*** SUPPLIED DATA ***
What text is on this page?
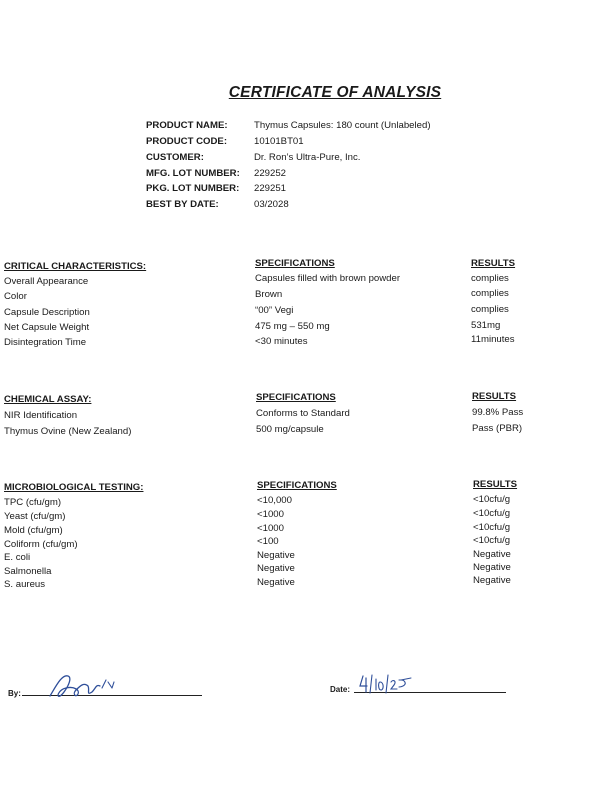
CERTIFICATE OF ANALYSIS
PRODUCT NAME:	Thymus Capsules: 180 count (Unlabeled)
PRODUCT CODE:	10101BT01
CUSTOMER:	Dr. Ron’s Ultra-Pure, Inc.
MFG. LOT NUMBER: 229252
PKG. LOT NUMBER: 229251
BEST BY DATE:	03/2028
CRITICAL CHARACTERISTICS:	SPECIFICATIONS	RESULTS
Overall Appearance	Capsules filled with brown powder	complies
Color	Brown	complies
Capsule Description	“00” Vegi	complies
Net Capsule Weight	475 mg – 550 mg	531mg
Disintegration Time	<30 minutes	11minutes
CHEMICAL ASSAY:	SPECIFICATIONS	RESULTS
NIR Identification	Conforms to Standard	99.8% Pass
Thymus Ovine (New Zealand)	500 mg/capsule	Pass (PBR)
MICROBIOLOGICAL TESTING:	SPECIFICATIONS	RESULTS
TPC (cfu/gm)	<10,000	<10cfu/g
Yeast (cfu/gm)	<1000	<10cfu/g
Mold (cfu/gm)	<1000	<10cfu/g
Coliform (cfu/gm)	<100	<10cfu/g
E. coli	Negative	Negative
Salmonella	Negative	Negative
S. aureus	Negative	Negative
By:	Date:
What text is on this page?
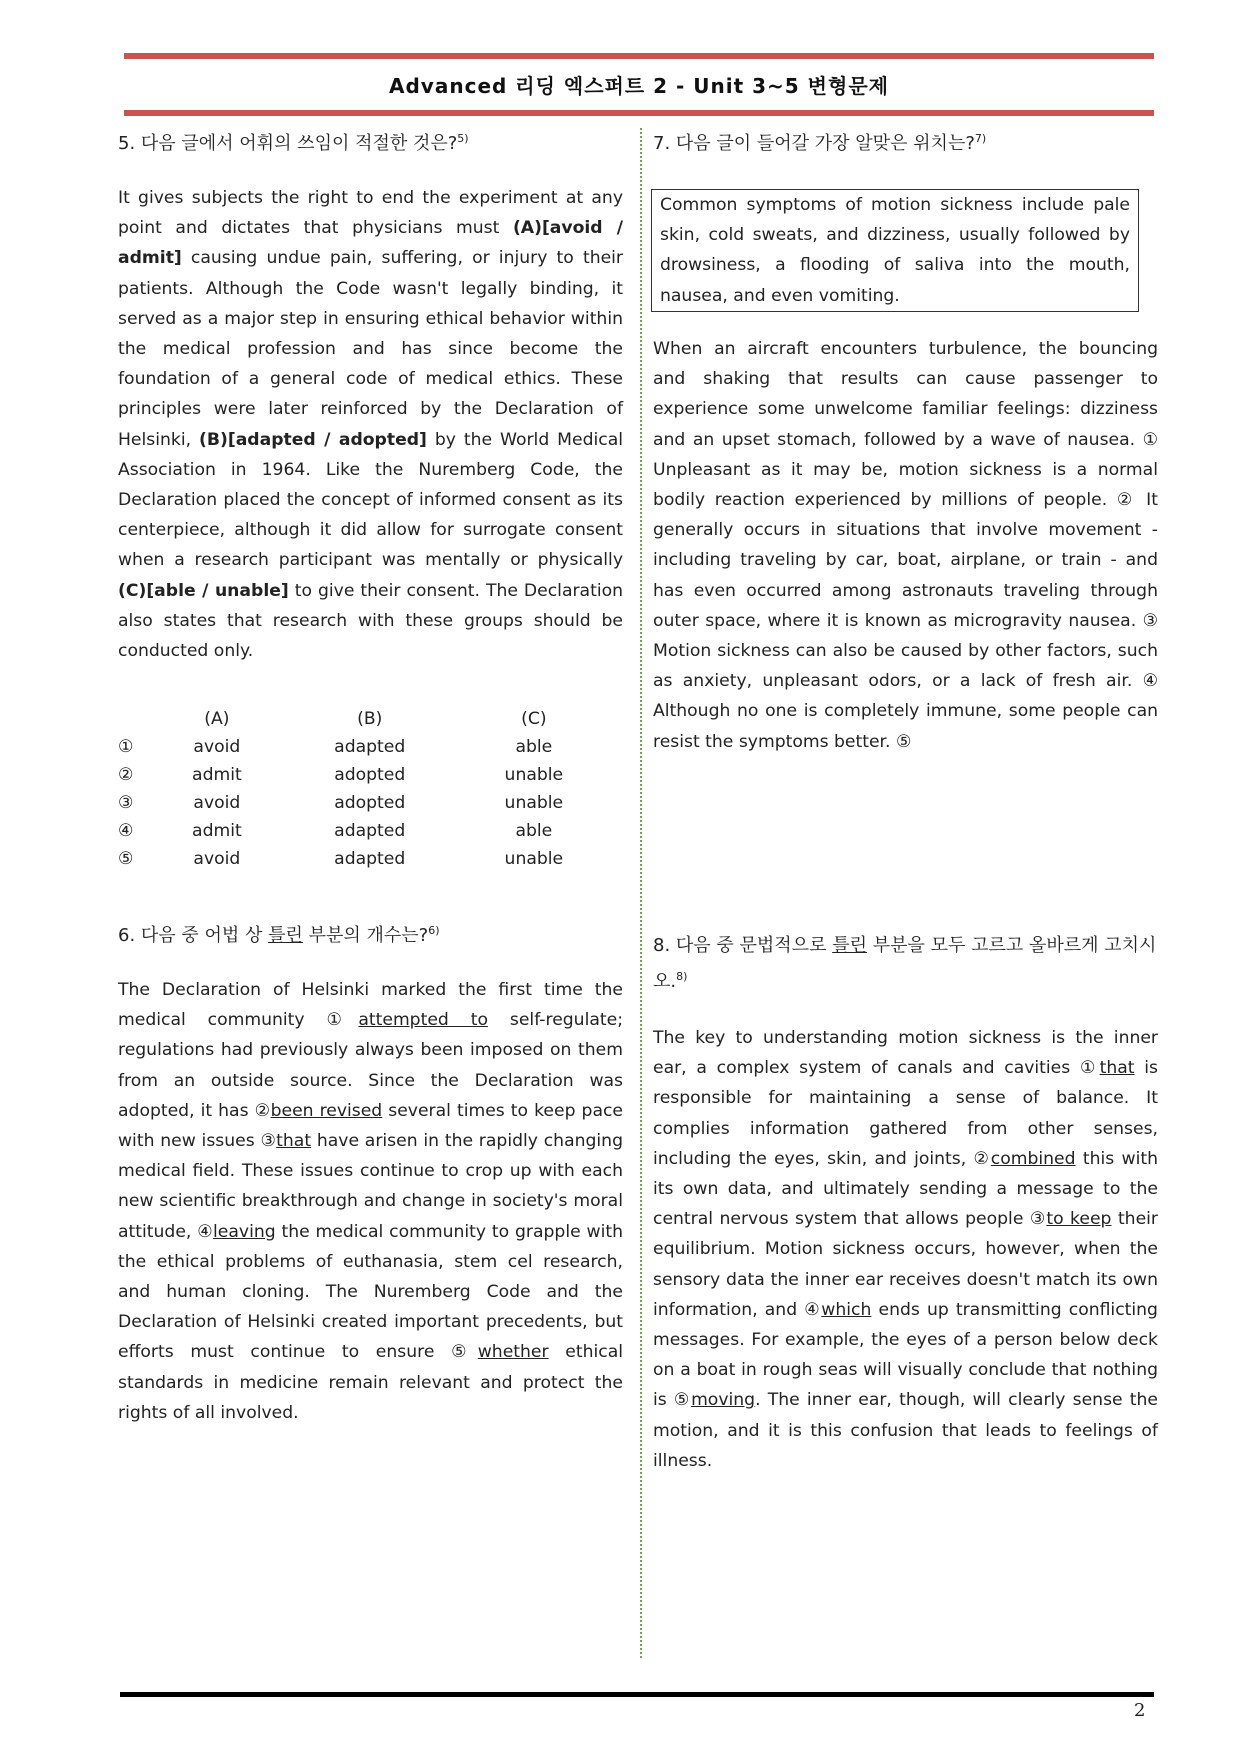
Advanced 리딩 엑스퍼트 2 - Unit 3~5 변형문제

5. 다음 글에서 어휘의 쓰임이 적절한 것은?$^{5)}$

It gives subjects the right to end the experiment at any point and dictates that physicians must (A)[avoid / admit] causing undue pain, suffering, or injury to their patients. Although the Code wasn't legally binding, it served as a major step in ensuring ethical behavior within the medical profession and has since become the foundation of a general code of medical ethics. These principles were later reinforced by the Declaration of Helsinki, (B)[adapted / adopted] by the World Medical Association in 1964. Like the Nuremberg Code, the Declaration placed the concept of informed consent as its centerpiece, although it did allow for surrogate consent when a research participant was mentally or physically (C)[able / unable] to give their consent. The Declaration also states that research with these groups should be conducted only.

	(A)	(B)	(C)
①	avoid	adapted	able
②	admit	adopted	unable
③	avoid	adopted	unable
④	admit	adapted	able
⑤	avoid	adapted	unable

6. 다음 중 어법 상 틀린 부분의 개수는?$^{6)}$

The Declaration of Helsinki marked the first time the medical community ①attempted to self-regulate; regulations had previously always been imposed on them from an outside source. Since the Declaration was adopted, it has ②been revised several times to keep pace with new issues ③that have arisen in the rapidly changing medical field. These issues continue to crop up with each new scientific breakthrough and change in society's moral attitude, ④leaving the medical community to grapple with the ethical problems of euthanasia, stem cel research, and human cloning. The Nuremberg Code and the Declaration of Helsinki created important precedents, but efforts must continue to ensure ⑤whether ethical standards in medicine remain relevant and protect the rights of all involved.

7. 다음 글이 들어갈 가장 알맞은 위치는?$^{7)}$

Common symptoms of motion sickness include pale skin, cold sweats, and dizziness, usually followed by drowsiness, a flooding of saliva into the mouth, nausea, and even vomiting.

When an aircraft encounters turbulence, the bouncing and shaking that results can cause passenger to experience some unwelcome familiar feelings: dizziness and an upset stomach, followed by a wave of nausea. ① Unpleasant as it may be, motion sickness is a normal bodily reaction experienced by millions of people. ② It generally occurs in situations that involve movement - including traveling by car, boat, airplane, or train - and has even occurred among astronauts traveling through outer space, where it is known as microgravity nausea. ③ Motion sickness can also be caused by other factors, such as anxiety, unpleasant odors, or a lack of fresh air. ④ Although no one is completely immune, some people can resist the symptoms better. ⑤

8. 다음 중 문법적으로 틀린 부분을 모두 고르고 올바르게 고치시오.$^{8)}$

The key to understanding motion sickness is the inner ear, a complex system of canals and cavities ①that is responsible for maintaining a sense of balance. It complies information gathered from other senses, including the eyes, skin, and joints, ②combined this with its own data, and ultimately sending a message to the central nervous system that allows people ③to keep their equilibrium. Motion sickness occurs, however, when the sensory data the inner ear receives doesn't match its own information, and ④which ends up transmitting conflicting messages. For example, the eyes of a person below deck on a boat in rough seas will visually conclude that nothing is ⑤moving. The inner ear, though, will clearly sense the motion, and it is this confusion that leads to feelings of illness.

2
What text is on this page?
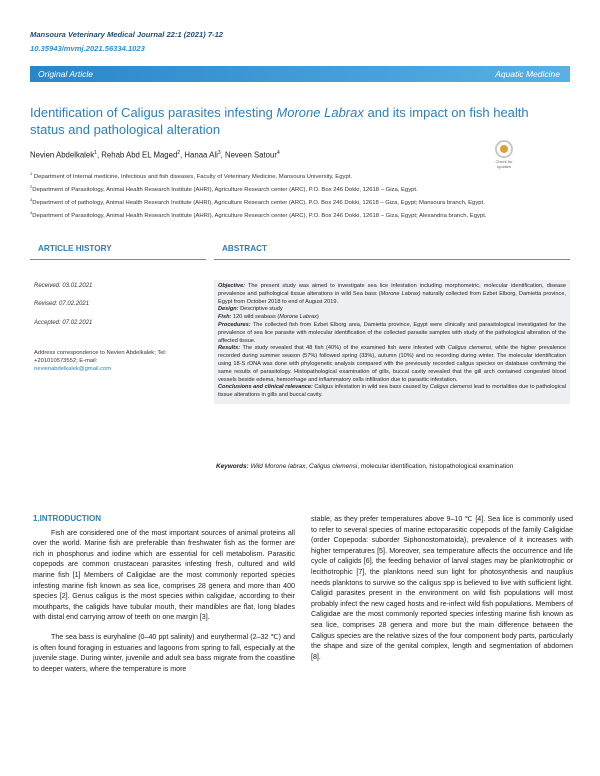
Mansoura Veterinary Medical Journal 22:1 (2021) 7-12
10.35943/mvmj.2021.56334.1023
Original Article	Aquatic Medicine
Identification of Caligus parasites infesting Morone Labrax and its impact on fish health status and pathological alteration
Check for
updates
Nevien Abdelkalek$^1$, Rehab Abd EL Maged$^2$, Hanaa Ali$^3$, Neveen Satour$^4$
$^1$ Department of Internal medicine, Infectious and fish diseases, Faculty of Veterinary Medicine, Mansoura University, Egypt.
$^2$Department of Parasitology, Animal Health Research Institute (AHRI), Agriculture Research center (ARC), P.O. Box 246 Dokki, 12618 – Giza, Egypt.
$^3$Department of of pathology, Animal Health Research Institute (AHRI), Agriculture Research center (ARC), P.O. Box 246 Dokki, 12618 – Giza, Egypt; Mansoura branch, Egypt.
$^4$Department of Parasitology, Animal Health Research Institute (AHRI), Agriculture Research center (ARC), P.O. Box 246 Dokki, 12618 – Giza, Egypt; Alexandria branch, Egypt.
ARTICLE HISTORY	ABSTRACT
Received: 03.01.2021
Revised: 07.02.2021
Accepted: 07.02.2021
Address correspondence to Nevien Abdelkalek; Tel: +201010573552; E-mail:
nevienabdelkalek@gmail.com
Objective: The present study was aimed to investigate sea lice infestation including morphometric, molecular identification, disease prevalence and pathological tissue alterations in wild Sea bass (Morone Labrax) naturally collected from Ezbet Elborg, Damietta province, Egypt from October 2018 to end of August 2019.
Design: Descriptive study
Fish: 120 wild seabass (Morone Labrax)
Procedures: The collected fish from Ezbet Elborg area, Damietta province, Egypt were clinically and parasitological investigated for the prevalence of sea lice parasite with molecular identification of the collected parasite samples with study of the pathological alteration of the affected tissue.
Results: The study revealed that 48 fish (40%) of the examined fish were infested with Caligus clemensi, while the higher prevalence recorded during summer season (57%) followed spring (33%), autumn (10%) and no recording during winter. The molecular identification using 18-S rDNA was done with phylogenetic analysis compared with the previously recorded caligus species on database confirming the same results of parasitology. Histopathological examination of gills, buccal cavity revealed that the gill arch contained congested blood vessels beside edema, hemorrhage and inflammatory cells infiltration due to parasitic infestation.
Conclusions and clinical relevance: Caligus infestation in wild sea bass caused by Caligus clemensi lead to mortalities due to pathological tissue alterations in gills and buccal cavity.
Keywords: Wild Morone labrax, Caligus clemensi, molecular identification, histopathological examination
1.INTRODUCTION

Fish are considered one of the most important sources of animal proteins all over the world. Marine fish are preferable than freshwater fish as the former are rich in phosphorus and iodine which are essential for cell metabolism. Parasitic copepods are common crustacean parasites infesting fresh, cultured and wild marine fish [1] Members of Caligidae are the most commonly reported species infesting marine fish known as sea lice, comprises 28 genera and more than 400 species [2]. Genus caligus is the most species within caligidae, according to their mouthparts, the caligids have tubular mouth, their mandibles are flat, long blades with distal end carrying arrow of teeth on one margin [3].

The sea bass is euryhaline (0–40 ppt salinity) and eurythermal (2–32 ℃) and is often found foraging in estuaries and lagoons from spring to fall, especially at the juvenile stage. During winter, juvenile and adult sea bass migrate from the coastline to deeper waters, where the temperature is more

stable, as they prefer temperatures above 9–10 ℃ [4]. Sea lice is commonly used to refer to several species of marine ectoparasitic copepods of the family Caligidae (order Copepoda: suborder Siphonostomatoida), prevalence of it increases with higher temperatures [5]. Moreover, sea temperature affects the occurrence and life cycle of caligids [6], the feeding behavior of larval stages may be planktotrophic or lecithotrophic [7], the planktons need sun light for photosynthesis and nauplius needs planktons to survive so the caligus spp is believed to live with sufficient light. Caligid parasites present in the environment on wild fish populations will most probably infect the new caged hosts and re-infect wild fish populations. Members of Caligidae are the most commonly reported species infesting marine fish known as sea lice, comprises 28 genera and more but the main difference between the Caligus species are the relative sizes of the four component body parts, particularly the shape and size of the genital complex, length and segmentation of abdomen [8].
*** End of SUPPLIED DATA ***
*WORK REQUEST*. Find the word "alterations" in the listing and copy each line that contains it.

*WRITTEN ANSWER*.
Objective: The present study was aimed to investigate sea lice infestation including morphometric, molecular identification, disease prevalence and pathological tissue alterations in wild Sea bass (Morone Labrax) naturally collected from Ezbet Elborg, Damietta province, Egypt from October 2018 to end of August 2019.
Conclusions and clinical relevance: Caligus infestation in wild sea bass caused by Caligus clemensi lead to mortalities due to pathological tissue alterations in gills and buccal cavity.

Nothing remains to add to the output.